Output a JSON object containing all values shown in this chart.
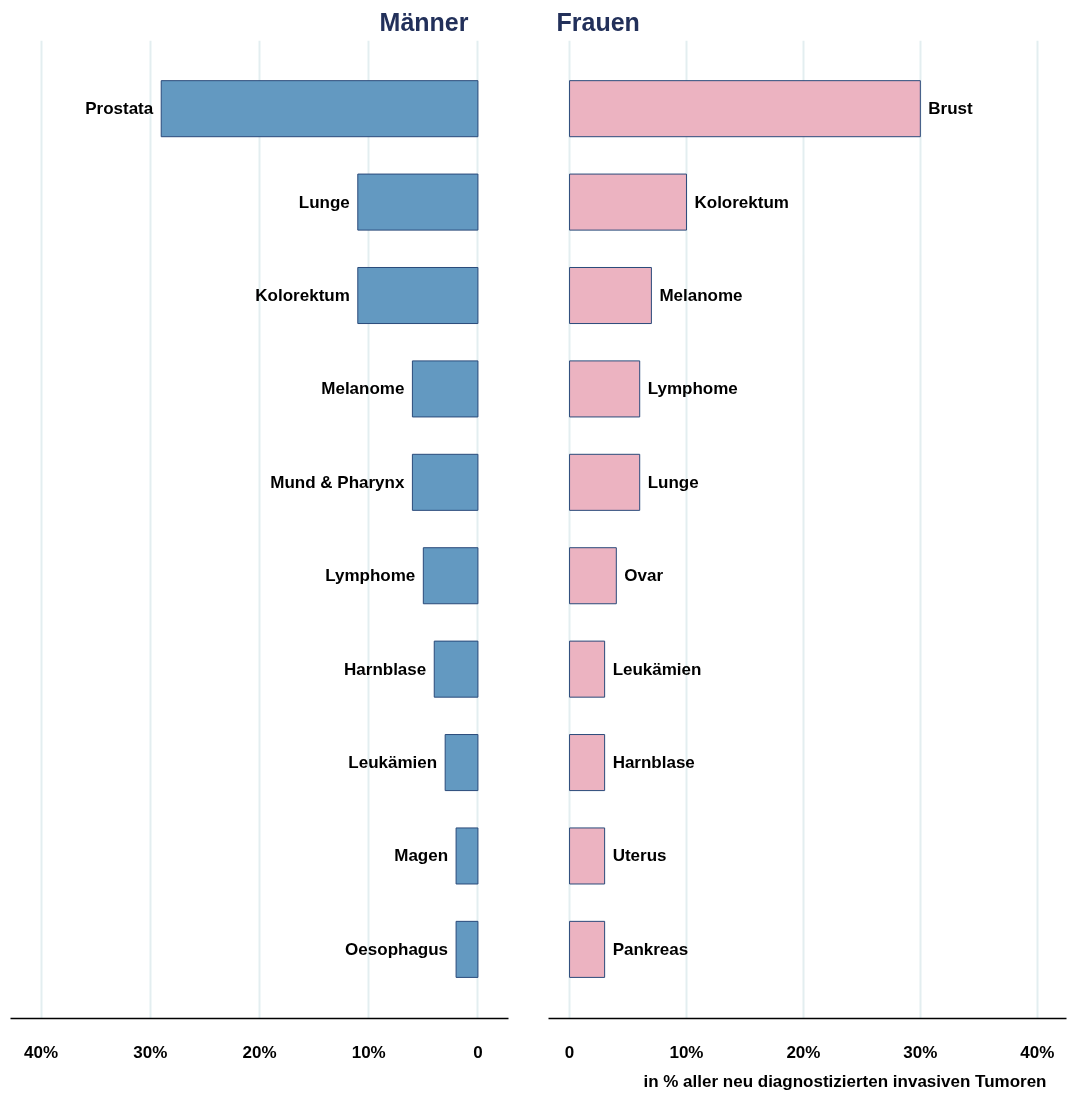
{
  "chart_data": [
    {
      "type": "bar",
      "orientation": "horizontal",
      "title": "Männer",
      "categories": [
        "Prostata",
        "Lunge",
        "Kolorektum",
        "Melanome",
        "Mund & Pharynx",
        "Lymphome",
        "Harnblase",
        "Leukämien",
        "Magen",
        "Oesophagus"
      ],
      "values": [
        29,
        11,
        11,
        6,
        6,
        5,
        4,
        3,
        2,
        2
      ],
      "color": "#6399c1",
      "xlim": [
        42.8,
        -2.8
      ],
      "xticks": [
        {
          "value": 40,
          "label": "40%"
        },
        {
          "value": 30,
          "label": "30%"
        },
        {
          "value": 20,
          "label": "20%"
        },
        {
          "value": 10,
          "label": "10%"
        },
        0
      ],
      "grid": "x"
    },
    {
      "type": "bar",
      "orientation": "horizontal",
      "title": "Frauen",
      "xlabel": "in % aller neu diagnostizierten invasiven Tumoren",
      "categories": [
        "Brust",
        "Kolorektum",
        "Melanome",
        "Lymphome",
        "Lunge",
        "Ovar",
        "Leukämien",
        "Harnblase",
        "Uterus",
        "Pankreas"
      ],
      "values": [
        30,
        10,
        7,
        6,
        6,
        4,
        3,
        3,
        3,
        3
      ],
      "color": "#ecb3c1",
      "xlim": [
        -1.8,
        42.5
      ],
      "xticks": [
        0,
        {
          "value": 10,
          "label": "10%"
        },
        {
          "value": 20,
          "label": "20%"
        },
        {
          "value": 30,
          "label": "30%"
        },
        {
          "value": 40,
          "label": "40%"
        }
      ],
      "grid": "x"
    }
  ]
}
-------------------------
WHAT YOU WILL DO → Where the data contains images, drop them and print the rest exactly.

ANSWER SPACE →
Output a JSON object containing all values shown in this chart.
{
  "chart_data": [
    {
      "type": "bar",
      "orientation": "horizontal",
      "title": "Männer",
      "categories": [
        "Prostata",
        "Lunge",
        "Kolorektum",
        "Melanome",
        "Mund & Pharynx",
        "Lymphome",
        "Harnblase",
        "Leukämien",
        "Magen",
        "Oesophagus"
      ],
      "values": [
        29,
        11,
        11,
        6,
        6,
        5,
        4,
        3,
        2,
        2
      ],
      "color": "#6399c1",
      "xlim": [
        42.8,
        -2.8
      ],
      "xticks": [
        {
          "value": 40,
          "label": "40%"
        },
        {
          "value": 30,
          "label": "30%"
        },
        {
          "value": 20,
          "label": "20%"
        },
        {
          "value": 10,
          "label": "10%"
        },
        0
      ],
      "grid": "x"
    },
    {
      "type": "bar",
      "orientation": "horizontal",
      "title": "Frauen",
      "xlabel": "in % aller neu diagnostizierten invasiven Tumoren",
      "categories": [
        "Brust",
        "Kolorektum",
        "Melanome",
        "Lymphome",
        "Lunge",
        "Ovar",
        "Leukämien",
        "Harnblase",
        "Uterus",
        "Pankreas"
      ],
      "values": [
        30,
        10,
        7,
        6,
        6,
        4,
        3,
        3,
        3,
        3
      ],
      "color": "#ecb3c1",
      "xlim": [
        -1.8,
        42.5
      ],
      "xticks": [
        0,
        {
          "value": 10,
          "label": "10%"
        },
        {
          "value": 20,
          "label": "20%"
        },
        {
          "value": 30,
          "label": "30%"
        },
        {
          "value": 40,
          "label": "40%"
        }
      ],
      "grid": "x"
    }
  ]
}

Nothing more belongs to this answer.